Dataset entries on figures
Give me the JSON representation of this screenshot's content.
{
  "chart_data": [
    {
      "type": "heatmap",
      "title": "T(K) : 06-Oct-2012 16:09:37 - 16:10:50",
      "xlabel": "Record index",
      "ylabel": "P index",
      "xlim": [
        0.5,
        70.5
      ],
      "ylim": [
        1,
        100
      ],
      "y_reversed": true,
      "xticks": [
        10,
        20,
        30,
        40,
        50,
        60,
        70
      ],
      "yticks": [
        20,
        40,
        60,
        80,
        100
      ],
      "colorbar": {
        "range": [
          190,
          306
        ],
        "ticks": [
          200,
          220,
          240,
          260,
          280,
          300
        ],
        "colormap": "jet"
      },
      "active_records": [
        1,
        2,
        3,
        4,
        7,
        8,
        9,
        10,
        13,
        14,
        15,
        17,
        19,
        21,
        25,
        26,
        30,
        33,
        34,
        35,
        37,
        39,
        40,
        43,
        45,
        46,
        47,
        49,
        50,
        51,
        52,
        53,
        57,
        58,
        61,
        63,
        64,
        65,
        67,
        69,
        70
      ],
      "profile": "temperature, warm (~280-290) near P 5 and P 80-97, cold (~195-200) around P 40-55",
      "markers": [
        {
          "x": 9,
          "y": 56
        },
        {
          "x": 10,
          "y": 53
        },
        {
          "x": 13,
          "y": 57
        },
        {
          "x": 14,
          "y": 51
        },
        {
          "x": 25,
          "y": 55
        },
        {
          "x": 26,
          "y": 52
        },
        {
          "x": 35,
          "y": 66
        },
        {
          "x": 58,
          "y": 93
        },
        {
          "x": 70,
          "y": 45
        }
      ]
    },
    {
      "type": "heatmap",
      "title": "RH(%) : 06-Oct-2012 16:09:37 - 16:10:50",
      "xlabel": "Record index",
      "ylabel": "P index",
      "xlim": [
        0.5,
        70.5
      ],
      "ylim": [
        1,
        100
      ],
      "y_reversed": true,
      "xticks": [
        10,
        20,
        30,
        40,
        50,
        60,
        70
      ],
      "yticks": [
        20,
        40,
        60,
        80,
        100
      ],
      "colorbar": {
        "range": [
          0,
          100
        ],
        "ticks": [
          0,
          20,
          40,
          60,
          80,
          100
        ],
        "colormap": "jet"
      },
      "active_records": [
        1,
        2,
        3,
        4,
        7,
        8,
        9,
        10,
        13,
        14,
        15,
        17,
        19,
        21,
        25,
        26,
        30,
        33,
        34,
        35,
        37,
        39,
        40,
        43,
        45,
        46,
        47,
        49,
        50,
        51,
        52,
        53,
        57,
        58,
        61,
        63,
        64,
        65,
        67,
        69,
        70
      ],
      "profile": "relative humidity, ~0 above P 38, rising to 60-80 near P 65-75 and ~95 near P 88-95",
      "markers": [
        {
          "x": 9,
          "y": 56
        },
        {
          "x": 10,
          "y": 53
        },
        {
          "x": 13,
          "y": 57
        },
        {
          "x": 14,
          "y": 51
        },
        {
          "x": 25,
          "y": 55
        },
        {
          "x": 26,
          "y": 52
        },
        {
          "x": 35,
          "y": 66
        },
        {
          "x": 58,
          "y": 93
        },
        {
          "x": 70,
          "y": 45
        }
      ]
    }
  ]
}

Task directions: Would you reproduce the material above in full, exactly as given?

Correct output:
Give me the JSON representation of this screenshot's content.
{
  "chart_data": [
    {
      "type": "heatmap",
      "title": "T(K) : 06-Oct-2012 16:09:37 - 16:10:50",
      "xlabel": "Record index",
      "ylabel": "P index",
      "xlim": [
        0.5,
        70.5
      ],
      "ylim": [
        1,
        100
      ],
      "y_reversed": true,
      "xticks": [
        10,
        20,
        30,
        40,
        50,
        60,
        70
      ],
      "yticks": [
        20,
        40,
        60,
        80,
        100
      ],
      "colorbar": {
        "range": [
          190,
          306
        ],
        "ticks": [
          200,
          220,
          240,
          260,
          280,
          300
        ],
        "colormap": "jet"
      },
      "active_records": [
        1,
        2,
        3,
        4,
        7,
        8,
        9,
        10,
        13,
        14,
        15,
        17,
        19,
        21,
        25,
        26,
        30,
        33,
        34,
        35,
        37,
        39,
        40,
        43,
        45,
        46,
        47,
        49,
        50,
        51,
        52,
        53,
        57,
        58,
        61,
        63,
        64,
        65,
        67,
        69,
        70
      ],
      "profile": "temperature, warm (~280-290) near P 5 and P 80-97, cold (~195-200) around P 40-55",
      "markers": [
        {
          "x": 9,
          "y": 56
        },
        {
          "x": 10,
          "y": 53
        },
        {
          "x": 13,
          "y": 57
        },
        {
          "x": 14,
          "y": 51
        },
        {
          "x": 25,
          "y": 55
        },
        {
          "x": 26,
          "y": 52
        },
        {
          "x": 35,
          "y": 66
        },
        {
          "x": 58,
          "y": 93
        },
        {
          "x": 70,
          "y": 45
        }
      ]
    },
    {
      "type": "heatmap",
      "title": "RH(%) : 06-Oct-2012 16:09:37 - 16:10:50",
      "xlabel": "Record index",
      "ylabel": "P index",
      "xlim": [
        0.5,
        70.5
      ],
      "ylim": [
        1,
        100
      ],
      "y_reversed": true,
      "xticks": [
        10,
        20,
        30,
        40,
        50,
        60,
        70
      ],
      "yticks": [
        20,
        40,
        60,
        80,
        100
      ],
      "colorbar": {
        "range": [
          0,
          100
        ],
        "ticks": [
          0,
          20,
          40,
          60,
          80,
          100
        ],
        "colormap": "jet"
      },
      "active_records": [
        1,
        2,
        3,
        4,
        7,
        8,
        9,
        10,
        13,
        14,
        15,
        17,
        19,
        21,
        25,
        26,
        30,
        33,
        34,
        35,
        37,
        39,
        40,
        43,
        45,
        46,
        47,
        49,
        50,
        51,
        52,
        53,
        57,
        58,
        61,
        63,
        64,
        65,
        67,
        69,
        70
      ],
      "profile": "relative humidity, ~0 above P 38, rising to 60-80 near P 65-75 and ~95 near P 88-95",
      "markers": [
        {
          "x": 9,
          "y": 56
        },
        {
          "x": 10,
          "y": 53
        },
        {
          "x": 13,
          "y": 57
        },
        {
          "x": 14,
          "y": 51
        },
        {
          "x": 25,
          "y": 55
        },
        {
          "x": 26,
          "y": 52
        },
        {
          "x": 35,
          "y": 66
        },
        {
          "x": 58,
          "y": 93
        },
        {
          "x": 70,
          "y": 45
        }
      ]
    }
  ]
}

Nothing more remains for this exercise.